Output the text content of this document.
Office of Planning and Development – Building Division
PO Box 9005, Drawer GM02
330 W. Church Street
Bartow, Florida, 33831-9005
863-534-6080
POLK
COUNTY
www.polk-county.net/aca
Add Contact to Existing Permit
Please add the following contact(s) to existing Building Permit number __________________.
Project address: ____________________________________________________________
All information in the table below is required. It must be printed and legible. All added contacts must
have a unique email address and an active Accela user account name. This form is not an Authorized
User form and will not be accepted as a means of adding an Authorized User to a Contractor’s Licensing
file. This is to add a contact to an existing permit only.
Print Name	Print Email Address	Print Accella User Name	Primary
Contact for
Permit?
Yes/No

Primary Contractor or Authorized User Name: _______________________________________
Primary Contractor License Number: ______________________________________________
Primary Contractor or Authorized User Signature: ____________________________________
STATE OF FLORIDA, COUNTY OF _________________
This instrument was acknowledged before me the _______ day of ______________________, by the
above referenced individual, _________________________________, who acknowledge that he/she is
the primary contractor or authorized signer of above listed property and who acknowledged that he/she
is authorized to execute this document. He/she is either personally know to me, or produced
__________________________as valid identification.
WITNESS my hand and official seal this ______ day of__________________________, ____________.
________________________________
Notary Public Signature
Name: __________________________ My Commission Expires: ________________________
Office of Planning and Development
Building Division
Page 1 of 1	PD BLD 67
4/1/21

* * *

* DESCRIPTION OF THE TASK *
Reproduce every entry shown above, precisely as it stands.

* COMPLETED EXERCISE *
Output the text content of this document.
Office of Planning and Development – Building Division
PO Box 9005, Drawer GM02
330 W. Church Street
Bartow, Florida, 33831-9005
863-534-6080
POLK
COUNTY
www.polk-county.net/aca
Add Contact to Existing Permit
Please add the following contact(s) to existing Building Permit number __________________.
Project address: ____________________________________________________________
All information in the table below is required. It must be printed and legible. All added contacts must
have a unique email address and an active Accela user account name. This form is not an Authorized
User form and will not be accepted as a means of adding an Authorized User to a Contractor’s Licensing
file. This is to add a contact to an existing permit only.
Print Name	Print Email Address	Print Accella User Name	Primary
Contact for
Permit?
Yes/No

Primary Contractor or Authorized User Name: _______________________________________
Primary Contractor License Number: ______________________________________________
Primary Contractor or Authorized User Signature: ____________________________________
STATE OF FLORIDA, COUNTY OF _________________
This instrument was acknowledged before me the _______ day of ______________________, by the
above referenced individual, _________________________________, who acknowledge that he/she is
the primary contractor or authorized signer of above listed property and who acknowledged that he/she
is authorized to execute this document. He/she is either personally know to me, or produced
__________________________as valid identification.
WITNESS my hand and official seal this ______ day of__________________________, ____________.
________________________________
Notary Public Signature
Name: __________________________ My Commission Expires: ________________________
Office of Planning and Development
Building Division
Page 1 of 1	PD BLD 67
4/1/21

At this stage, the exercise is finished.